_TASK PROMPT:_ Would you return all of this data exactly, leaving nothing out?

_TASK DATA:_
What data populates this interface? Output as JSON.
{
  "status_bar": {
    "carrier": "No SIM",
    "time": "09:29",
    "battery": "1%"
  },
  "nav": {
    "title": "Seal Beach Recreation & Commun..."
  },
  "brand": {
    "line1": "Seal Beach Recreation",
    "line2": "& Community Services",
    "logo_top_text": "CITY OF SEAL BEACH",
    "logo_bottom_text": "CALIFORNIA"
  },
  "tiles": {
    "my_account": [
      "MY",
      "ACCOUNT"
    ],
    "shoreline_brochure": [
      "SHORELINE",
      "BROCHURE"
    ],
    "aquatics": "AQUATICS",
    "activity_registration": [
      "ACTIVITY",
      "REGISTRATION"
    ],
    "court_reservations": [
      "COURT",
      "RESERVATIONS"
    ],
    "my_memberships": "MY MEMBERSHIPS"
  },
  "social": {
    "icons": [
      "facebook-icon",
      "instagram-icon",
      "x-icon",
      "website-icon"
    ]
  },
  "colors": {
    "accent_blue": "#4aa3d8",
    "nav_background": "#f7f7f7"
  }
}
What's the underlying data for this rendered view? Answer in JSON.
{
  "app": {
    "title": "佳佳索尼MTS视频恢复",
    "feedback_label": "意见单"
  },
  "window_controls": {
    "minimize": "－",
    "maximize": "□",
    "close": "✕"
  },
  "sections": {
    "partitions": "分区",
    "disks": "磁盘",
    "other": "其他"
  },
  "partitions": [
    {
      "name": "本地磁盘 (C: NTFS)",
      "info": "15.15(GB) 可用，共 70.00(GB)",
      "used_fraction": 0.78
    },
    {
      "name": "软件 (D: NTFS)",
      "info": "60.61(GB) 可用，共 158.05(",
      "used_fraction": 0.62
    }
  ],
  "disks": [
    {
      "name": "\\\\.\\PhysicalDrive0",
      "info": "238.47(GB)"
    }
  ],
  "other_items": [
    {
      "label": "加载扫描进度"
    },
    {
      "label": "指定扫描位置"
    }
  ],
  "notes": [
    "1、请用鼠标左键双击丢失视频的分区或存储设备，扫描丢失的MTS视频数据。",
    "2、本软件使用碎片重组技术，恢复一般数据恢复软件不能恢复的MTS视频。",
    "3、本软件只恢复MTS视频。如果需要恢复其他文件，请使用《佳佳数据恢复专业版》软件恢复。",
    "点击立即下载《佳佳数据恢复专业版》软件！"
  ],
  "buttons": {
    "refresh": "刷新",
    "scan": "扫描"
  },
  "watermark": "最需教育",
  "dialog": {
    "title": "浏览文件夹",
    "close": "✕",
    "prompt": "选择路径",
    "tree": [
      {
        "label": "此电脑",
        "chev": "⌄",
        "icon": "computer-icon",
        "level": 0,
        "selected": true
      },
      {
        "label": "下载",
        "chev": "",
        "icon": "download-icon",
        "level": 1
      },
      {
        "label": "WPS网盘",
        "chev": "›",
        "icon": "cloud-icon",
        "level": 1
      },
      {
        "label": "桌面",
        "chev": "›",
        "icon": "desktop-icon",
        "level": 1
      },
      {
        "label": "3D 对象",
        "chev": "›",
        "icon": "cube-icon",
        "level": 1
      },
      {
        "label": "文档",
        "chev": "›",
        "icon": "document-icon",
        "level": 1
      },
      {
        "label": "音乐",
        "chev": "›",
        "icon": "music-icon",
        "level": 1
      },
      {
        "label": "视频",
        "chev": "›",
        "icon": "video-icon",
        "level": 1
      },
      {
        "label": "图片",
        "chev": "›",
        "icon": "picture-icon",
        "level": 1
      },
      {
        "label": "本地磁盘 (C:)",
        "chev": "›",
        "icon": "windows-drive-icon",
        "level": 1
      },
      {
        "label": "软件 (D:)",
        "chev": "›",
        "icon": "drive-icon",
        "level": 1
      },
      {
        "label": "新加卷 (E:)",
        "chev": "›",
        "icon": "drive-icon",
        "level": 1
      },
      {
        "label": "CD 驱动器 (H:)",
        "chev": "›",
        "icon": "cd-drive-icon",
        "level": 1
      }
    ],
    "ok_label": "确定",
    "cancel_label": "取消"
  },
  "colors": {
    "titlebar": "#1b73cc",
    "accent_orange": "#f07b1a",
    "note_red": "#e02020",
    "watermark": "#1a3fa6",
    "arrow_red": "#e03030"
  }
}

_RESULT OF THIS EXERCISE:_
What data populates this interface? Output as JSON.
{
  "status_bar": {
    "carrier": "No SIM",
    "time": "09:29",
    "battery": "1%"
  },
  "nav": {
    "title": "Seal Beach Recreation & Commun..."
  },
  "brand": {
    "line1": "Seal Beach Recreation",
    "line2": "& Community Services",
    "logo_top_text": "CITY OF SEAL BEACH",
    "logo_bottom_text": "CALIFORNIA"
  },
  "tiles": {
    "my_account": [
      "MY",
      "ACCOUNT"
    ],
    "shoreline_brochure": [
      "SHORELINE",
      "BROCHURE"
    ],
    "aquatics": "AQUATICS",
    "activity_registration": [
      "ACTIVITY",
      "REGISTRATION"
    ],
    "court_reservations": [
      "COURT",
      "RESERVATIONS"
    ],
    "my_memberships": "MY MEMBERSHIPS"
  },
  "social": {
    "icons": [
      "facebook-icon",
      "instagram-icon",
      "x-icon",
      "website-icon"
    ]
  },
  "colors": {
    "accent_blue": "#4aa3d8",
    "nav_background": "#f7f7f7"
  }
}
What's the underlying data for this rendered view? Answer in JSON.
{
  "app": {
    "title": "佳佳索尼MTS视频恢复",
    "feedback_label": "意见单"
  },
  "window_controls": {
    "minimize": "－",
    "maximize": "□",
    "close": "✕"
  },
  "sections": {
    "partitions": "分区",
    "disks": "磁盘",
    "other": "其他"
  },
  "partitions": [
    {
      "name": "本地磁盘 (C: NTFS)",
      "info": "15.15(GB) 可用，共 70.00(GB)",
      "used_fraction": 0.78
    },
    {
      "name": "软件 (D: NTFS)",
      "info": "60.61(GB) 可用，共 158.05(",
      "used_fraction": 0.62
    }
  ],
  "disks": [
    {
      "name": "\\\\.\\PhysicalDrive0",
      "info": "238.47(GB)"
    }
  ],
  "other_items": [
    {
      "label": "加载扫描进度"
    },
    {
      "label": "指定扫描位置"
    }
  ],
  "notes": [
    "1、请用鼠标左键双击丢失视频的分区或存储设备，扫描丢失的MTS视频数据。",
    "2、本软件使用碎片重组技术，恢复一般数据恢复软件不能恢复的MTS视频。",
    "3、本软件只恢复MTS视频。如果需要恢复其他文件，请使用《佳佳数据恢复专业版》软件恢复。",
    "点击立即下载《佳佳数据恢复专业版》软件！"
  ],
  "buttons": {
    "refresh": "刷新",
    "scan": "扫描"
  },
  "watermark": "最需教育",
  "dialog": {
    "title": "浏览文件夹",
    "close": "✕",
    "prompt": "选择路径",
    "tree": [
      {
        "label": "此电脑",
        "chev": "⌄",
        "icon": "computer-icon",
        "level": 0,
        "selected": true
      },
      {
        "label": "下载",
        "chev": "",
        "icon": "download-icon",
        "level": 1
      },
      {
        "label": "WPS网盘",
        "chev": "›",
        "icon": "cloud-icon",
        "level": 1
      },
      {
        "label": "桌面",
        "chev": "›",
        "icon": "desktop-icon",
        "level": 1
      },
      {
        "label": "3D 对象",
        "chev": "›",
        "icon": "cube-icon",
        "level": 1
      },
      {
        "label": "文档",
        "chev": "›",
        "icon": "document-icon",
        "level": 1
      },
      {
        "label": "音乐",
        "chev": "›",
        "icon": "music-icon",
        "level": 1
      },
      {
        "label": "视频",
        "chev": "›",
        "icon": "video-icon",
        "level": 1
      },
      {
        "label": "图片",
        "chev": "›",
        "icon": "picture-icon",
        "level": 1
      },
      {
        "label": "本地磁盘 (C:)",
        "chev": "›",
        "icon": "windows-drive-icon",
        "level": 1
      },
      {
        "label": "软件 (D:)",
        "chev": "›",
        "icon": "drive-icon",
        "level": 1
      },
      {
        "label": "新加卷 (E:)",
        "chev": "›",
        "icon": "drive-icon",
        "level": 1
      },
      {
        "label": "CD 驱动器 (H:)",
        "chev": "›",
        "icon": "cd-drive-icon",
        "level": 1
      }
    ],
    "ok_label": "确定",
    "cancel_label": "取消"
  },
  "colors": {
    "titlebar": "#1b73cc",
    "accent_orange": "#f07b1a",
    "note_red": "#e02020",
    "watermark": "#1a3fa6",
    "arrow_red": "#e03030"
  }
}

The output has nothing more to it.